DESCRIPTION OF THE TASK: Pictures appear in the records below; write out everything else exactly.
## START
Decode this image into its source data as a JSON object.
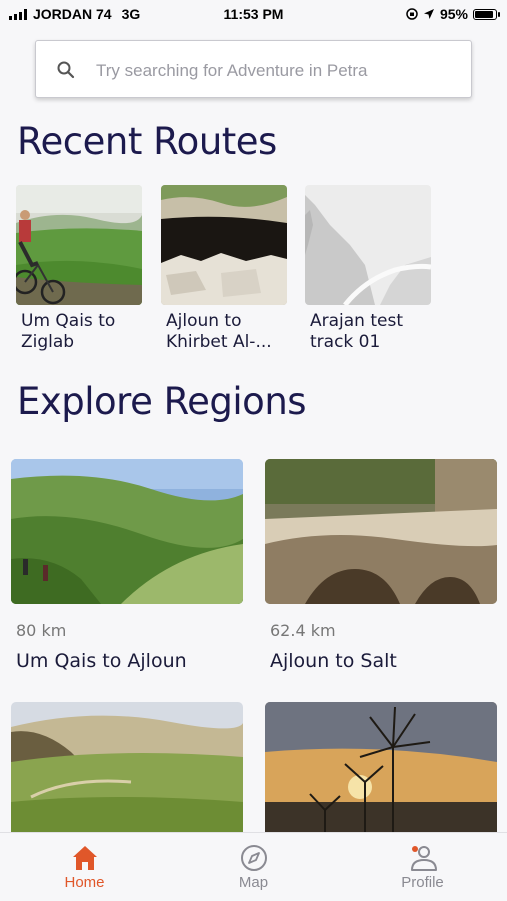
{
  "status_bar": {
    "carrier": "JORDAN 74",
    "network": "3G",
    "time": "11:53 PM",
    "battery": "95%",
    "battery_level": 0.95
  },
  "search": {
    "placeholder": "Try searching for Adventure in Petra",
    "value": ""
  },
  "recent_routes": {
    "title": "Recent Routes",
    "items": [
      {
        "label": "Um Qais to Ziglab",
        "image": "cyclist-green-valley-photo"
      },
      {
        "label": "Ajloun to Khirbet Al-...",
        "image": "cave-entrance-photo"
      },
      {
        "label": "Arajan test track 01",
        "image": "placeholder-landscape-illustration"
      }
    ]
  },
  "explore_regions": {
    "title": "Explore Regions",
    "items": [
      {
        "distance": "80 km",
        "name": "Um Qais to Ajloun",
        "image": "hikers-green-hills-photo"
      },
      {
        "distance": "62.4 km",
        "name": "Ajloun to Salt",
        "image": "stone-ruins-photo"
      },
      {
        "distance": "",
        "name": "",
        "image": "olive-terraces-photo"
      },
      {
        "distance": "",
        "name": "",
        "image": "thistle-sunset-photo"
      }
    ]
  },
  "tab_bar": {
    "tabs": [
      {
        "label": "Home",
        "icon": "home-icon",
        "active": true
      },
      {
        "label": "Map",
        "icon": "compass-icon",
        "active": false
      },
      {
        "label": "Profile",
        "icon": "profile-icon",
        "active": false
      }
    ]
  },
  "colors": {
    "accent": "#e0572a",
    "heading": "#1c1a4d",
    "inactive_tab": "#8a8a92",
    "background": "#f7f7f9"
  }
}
## END
TASK SOLUTION:
Decode this image into its source data as a JSON object.
{
  "status_bar": {
    "carrier": "JORDAN 74",
    "network": "3G",
    "time": "11:53 PM",
    "battery": "95%",
    "battery_level": 0.95
  },
  "search": {
    "placeholder": "Try searching for Adventure in Petra",
    "value": ""
  },
  "recent_routes": {
    "title": "Recent Routes",
    "items": [
      {
        "label": "Um Qais to Ziglab",
        "image": "cyclist-green-valley-photo"
      },
      {
        "label": "Ajloun to Khirbet Al-...",
        "image": "cave-entrance-photo"
      },
      {
        "label": "Arajan test track 01",
        "image": "placeholder-landscape-illustration"
      }
    ]
  },
  "explore_regions": {
    "title": "Explore Regions",
    "items": [
      {
        "distance": "80 km",
        "name": "Um Qais to Ajloun",
        "image": "hikers-green-hills-photo"
      },
      {
        "distance": "62.4 km",
        "name": "Ajloun to Salt",
        "image": "stone-ruins-photo"
      },
      {
        "distance": "",
        "name": "",
        "image": "olive-terraces-photo"
      },
      {
        "distance": "",
        "name": "",
        "image": "thistle-sunset-photo"
      }
    ]
  },
  "tab_bar": {
    "tabs": [
      {
        "label": "Home",
        "icon": "home-icon",
        "active": true
      },
      {
        "label": "Map",
        "icon": "compass-icon",
        "active": false
      },
      {
        "label": "Profile",
        "icon": "profile-icon",
        "active": false
      }
    ]
  },
  "colors": {
    "accent": "#e0572a",
    "heading": "#1c1a4d",
    "inactive_tab": "#8a8a92",
    "background": "#f7f7f9"
  }
}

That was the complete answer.